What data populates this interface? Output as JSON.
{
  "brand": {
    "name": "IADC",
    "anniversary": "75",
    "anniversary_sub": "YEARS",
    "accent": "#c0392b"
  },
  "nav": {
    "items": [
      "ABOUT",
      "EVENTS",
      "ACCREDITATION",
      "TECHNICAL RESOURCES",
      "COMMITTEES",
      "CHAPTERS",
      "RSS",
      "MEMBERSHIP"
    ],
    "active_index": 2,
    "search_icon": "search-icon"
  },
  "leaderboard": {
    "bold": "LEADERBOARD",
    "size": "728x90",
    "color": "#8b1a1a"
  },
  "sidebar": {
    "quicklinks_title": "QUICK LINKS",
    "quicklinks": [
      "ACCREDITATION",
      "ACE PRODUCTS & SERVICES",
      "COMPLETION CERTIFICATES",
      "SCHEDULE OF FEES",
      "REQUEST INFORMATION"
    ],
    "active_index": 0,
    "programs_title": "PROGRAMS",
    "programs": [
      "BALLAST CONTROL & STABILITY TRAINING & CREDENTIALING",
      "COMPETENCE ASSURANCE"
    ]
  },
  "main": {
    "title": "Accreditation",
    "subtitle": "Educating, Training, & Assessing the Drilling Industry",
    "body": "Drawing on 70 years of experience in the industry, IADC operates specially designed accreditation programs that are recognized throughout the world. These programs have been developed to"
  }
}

*What to produce:* Extract all the material, leaving every line as it is.

*Worked answer:*
What data populates this interface? Output as JSON.
{
  "brand": {
    "name": "IADC",
    "anniversary": "75",
    "anniversary_sub": "YEARS",
    "accent": "#c0392b"
  },
  "nav": {
    "items": [
      "ABOUT",
      "EVENTS",
      "ACCREDITATION",
      "TECHNICAL RESOURCES",
      "COMMITTEES",
      "CHAPTERS",
      "RSS",
      "MEMBERSHIP"
    ],
    "active_index": 2,
    "search_icon": "search-icon"
  },
  "leaderboard": {
    "bold": "LEADERBOARD",
    "size": "728x90",
    "color": "#8b1a1a"
  },
  "sidebar": {
    "quicklinks_title": "QUICK LINKS",
    "quicklinks": [
      "ACCREDITATION",
      "ACE PRODUCTS & SERVICES",
      "COMPLETION CERTIFICATES",
      "SCHEDULE OF FEES",
      "REQUEST INFORMATION"
    ],
    "active_index": 0,
    "programs_title": "PROGRAMS",
    "programs": [
      "BALLAST CONTROL & STABILITY TRAINING & CREDENTIALING",
      "COMPETENCE ASSURANCE"
    ]
  },
  "main": {
    "title": "Accreditation",
    "subtitle": "Educating, Training, & Assessing the Drilling Industry",
    "body": "Drawing on 70 years of experience in the industry, IADC operates specially designed accreditation programs that are recognized throughout the world. These programs have been developed to"
  }
}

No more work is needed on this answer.